= What you are asked to do =
Search the records below for the word "WLAN". Pull out each line that has it.

= Supplied material =
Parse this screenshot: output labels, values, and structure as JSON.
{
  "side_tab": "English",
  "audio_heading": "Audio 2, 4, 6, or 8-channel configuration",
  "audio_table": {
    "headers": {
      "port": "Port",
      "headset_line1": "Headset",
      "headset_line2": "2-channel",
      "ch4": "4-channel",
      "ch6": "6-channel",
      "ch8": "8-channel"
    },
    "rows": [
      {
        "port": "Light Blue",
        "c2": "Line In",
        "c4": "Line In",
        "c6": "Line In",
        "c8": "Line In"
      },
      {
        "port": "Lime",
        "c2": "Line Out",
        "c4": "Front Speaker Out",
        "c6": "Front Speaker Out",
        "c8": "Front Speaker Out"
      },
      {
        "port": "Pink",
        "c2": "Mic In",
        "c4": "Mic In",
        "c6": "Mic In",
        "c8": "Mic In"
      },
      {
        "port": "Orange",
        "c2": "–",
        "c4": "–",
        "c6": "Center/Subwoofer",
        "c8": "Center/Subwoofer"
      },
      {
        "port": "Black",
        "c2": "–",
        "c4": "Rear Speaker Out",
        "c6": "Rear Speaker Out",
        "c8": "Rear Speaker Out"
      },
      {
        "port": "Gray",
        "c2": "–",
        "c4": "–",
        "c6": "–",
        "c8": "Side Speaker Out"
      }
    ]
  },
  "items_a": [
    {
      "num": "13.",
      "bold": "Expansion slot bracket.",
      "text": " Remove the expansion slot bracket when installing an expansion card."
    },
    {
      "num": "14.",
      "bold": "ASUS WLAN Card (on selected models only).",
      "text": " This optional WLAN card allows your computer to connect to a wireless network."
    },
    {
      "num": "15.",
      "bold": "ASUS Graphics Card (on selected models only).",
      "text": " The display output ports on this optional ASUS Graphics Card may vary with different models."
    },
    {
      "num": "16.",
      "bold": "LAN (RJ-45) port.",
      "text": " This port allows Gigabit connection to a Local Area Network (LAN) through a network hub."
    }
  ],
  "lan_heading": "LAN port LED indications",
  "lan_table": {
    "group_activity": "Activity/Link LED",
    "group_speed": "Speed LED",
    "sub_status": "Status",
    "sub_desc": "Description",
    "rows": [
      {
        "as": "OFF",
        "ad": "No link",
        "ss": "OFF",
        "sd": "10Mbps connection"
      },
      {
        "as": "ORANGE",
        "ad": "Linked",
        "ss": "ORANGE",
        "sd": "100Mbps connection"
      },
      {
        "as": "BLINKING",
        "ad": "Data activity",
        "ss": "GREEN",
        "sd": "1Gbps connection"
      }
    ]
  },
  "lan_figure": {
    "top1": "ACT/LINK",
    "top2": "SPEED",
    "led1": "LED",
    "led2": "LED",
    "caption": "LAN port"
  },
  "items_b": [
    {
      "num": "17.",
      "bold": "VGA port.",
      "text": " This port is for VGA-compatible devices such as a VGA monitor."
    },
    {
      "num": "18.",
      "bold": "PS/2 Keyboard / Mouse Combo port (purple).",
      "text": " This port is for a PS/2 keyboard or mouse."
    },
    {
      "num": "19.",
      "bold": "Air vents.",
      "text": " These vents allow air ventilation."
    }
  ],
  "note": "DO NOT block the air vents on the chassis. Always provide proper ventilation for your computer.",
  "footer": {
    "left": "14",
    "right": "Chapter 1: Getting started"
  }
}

= Solution to the problem =
      "bold": "ASUS WLAN Card (on selected models only).",
      "text": " This optional WLAN card allows your computer to connect to a wireless network."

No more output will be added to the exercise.